▶ GIVEN DATA:
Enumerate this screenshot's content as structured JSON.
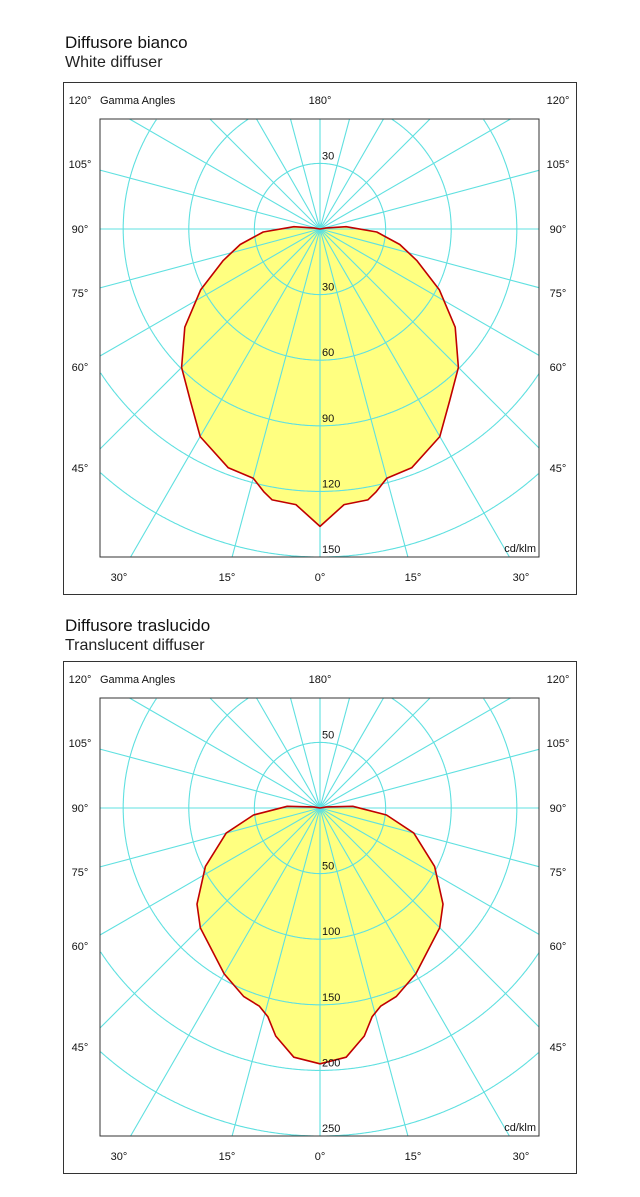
{
  "chart_data": [
    {
      "type": "polar",
      "title": "Diffusore bianco",
      "subtitle": "White diffuser",
      "axis_label": "Gamma Angles",
      "unit": "cd/klm",
      "top_label": "180°",
      "corner_labels": [
        "120°",
        "120°"
      ],
      "side_labels": [
        "105°",
        "90°",
        "75°",
        "60°",
        "45°"
      ],
      "bottom_labels": [
        "30°",
        "15°",
        "0°",
        "15°",
        "30°"
      ],
      "radial_ticks": [
        30,
        60,
        90,
        120,
        150
      ],
      "upper_tick": 30,
      "angle_step_deg": 15,
      "rmax": 150,
      "series": [
        {
          "gamma": [
            0,
            5,
            10,
            12,
            15,
            21,
            30,
            37,
            45,
            54,
            63,
            72,
            79,
            87,
            95,
            100
          ],
          "intensity": [
            136,
            126.5,
            125.8,
            123,
            118,
            117,
            109.6,
            98.5,
            89.5,
            76.4,
            61.3,
            46.5,
            37.2,
            26,
            12,
            3
          ]
        }
      ],
      "colors": {
        "grid": "#5fe0e0",
        "curve": "#c00000",
        "fill": "#ffff80",
        "frame": "#333333"
      }
    },
    {
      "type": "polar",
      "title": "Diffusore traslucido",
      "subtitle": "Translucent diffuser",
      "axis_label": "Gamma Angles",
      "unit": "cd/klm",
      "top_label": "180°",
      "corner_labels": [
        "120°",
        "120°"
      ],
      "side_labels": [
        "105°",
        "90°",
        "75°",
        "60°",
        "45°"
      ],
      "bottom_labels": [
        "30°",
        "15°",
        "0°",
        "15°",
        "30°"
      ],
      "radial_ticks": [
        50,
        100,
        150,
        200,
        250
      ],
      "upper_tick": 50,
      "angle_step_deg": 15,
      "rmax": 250,
      "series": [
        {
          "gamma": [
            0,
            6,
            11,
            14,
            17,
            22,
            30,
            45,
            52,
            63,
            75,
            84,
            93,
            100
          ],
          "intensity": [
            195,
            191,
            177,
            164,
            158,
            155,
            146,
            129,
            119,
            98,
            74,
            51,
            25,
            5
          ]
        }
      ],
      "colors": {
        "grid": "#5fe0e0",
        "curve": "#c00000",
        "fill": "#ffff80",
        "frame": "#333333"
      }
    }
  ]
}
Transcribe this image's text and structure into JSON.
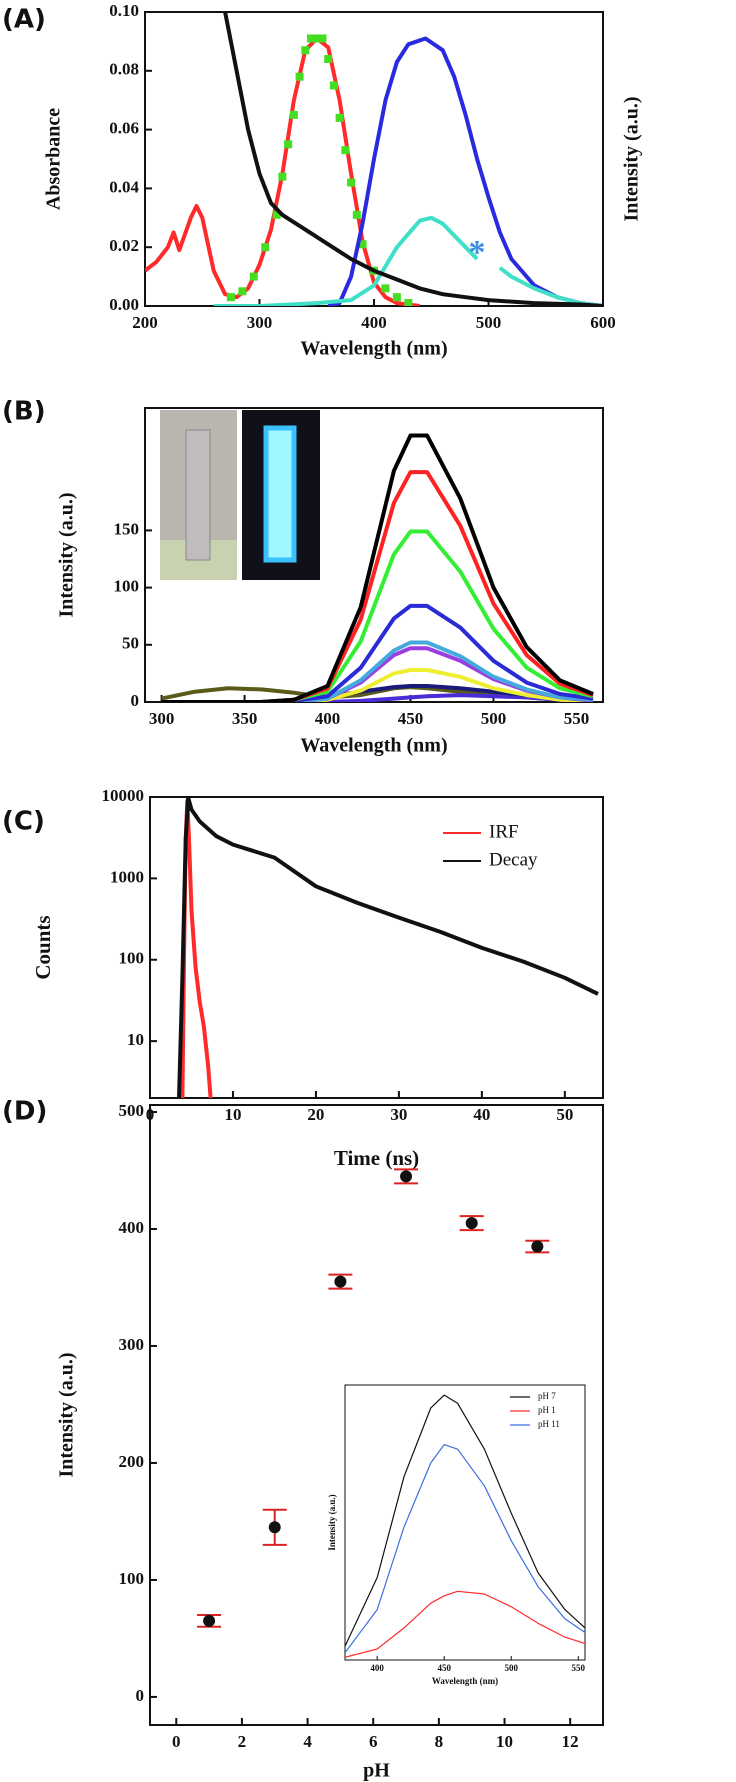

▶ INSTRUCTION: Reproduce every record above exactly, omitting the pictures.

▶ EXPECTED ANSWER:
Enumerate this screenshot's content as structured JSON.
{
  "chart_data": [
    {
      "type": "polar",
      "title": "Diffusore bianco",
      "subtitle": "White diffuser",
      "axis_label": "Gamma Angles",
      "unit": "cd/klm",
      "top_label": "180°",
      "corner_labels": [
        "120°",
        "120°"
      ],
      "side_labels": [
        "105°",
        "90°",
        "75°",
        "60°",
        "45°"
      ],
      "bottom_labels": [
        "30°",
        "15°",
        "0°",
        "15°",
        "30°"
      ],
      "radial_ticks": [
        30,
        60,
        90,
        120,
        150
      ],
      "upper_tick": 30,
      "angle_step_deg": 15,
      "rmax": 150,
      "series": [
        {
          "gamma": [
            0,
            5,
            10,
            12,
            15,
            21,
            30,
            37,
            45,
            54,
            63,
            72,
            79,
            87,
            95,
            100
          ],
          "intensity": [
            136,
            126.5,
            125.8,
            123,
            118,
            117,
            109.6,
            98.5,
            89.5,
            76.4,
            61.3,
            46.5,
            37.2,
            26,
            12,
            3
          ]
        }
      ],
      "colors": {
        "grid": "#5fe0e0",
        "curve": "#c00000",
        "fill": "#ffff80",
        "frame": "#333333"
      }
    },
    {
      "type": "polar",
      "title": "Diffusore traslucido",
      "subtitle": "Translucent diffuser",
      "axis_label": "Gamma Angles",
      "unit": "cd/klm",
      "top_label": "180°",
      "corner_labels": [
        "120°",
        "120°"
      ],
      "side_labels": [
        "105°",
        "90°",
        "75°",
        "60°",
        "45°"
      ],
      "bottom_labels": [
        "30°",
        "15°",
        "0°",
        "15°",
        "30°"
      ],
      "radial_ticks": [
        50,
        100,
        150,
        200,
        250
      ],
      "upper_tick": 50,
      "angle_step_deg": 15,
      "rmax": 250,
      "series": [
        {
          "gamma": [
            0,
            6,
            11,
            14,
            17,
            22,
            30,
            45,
            52,
            63,
            75,
            84,
            93,
            100
          ],
          "intensity": [
            195,
            191,
            177,
            164,
            158,
            155,
            146,
            129,
            119,
            98,
            74,
            51,
            25,
            5
          ]
        }
      ],
      "colors": {
        "grid": "#5fe0e0",
        "curve": "#c00000",
        "fill": "#ffff80",
        "frame": "#333333"
      }
    }
  ]
}
Transcribe this image's text and structure into JSON.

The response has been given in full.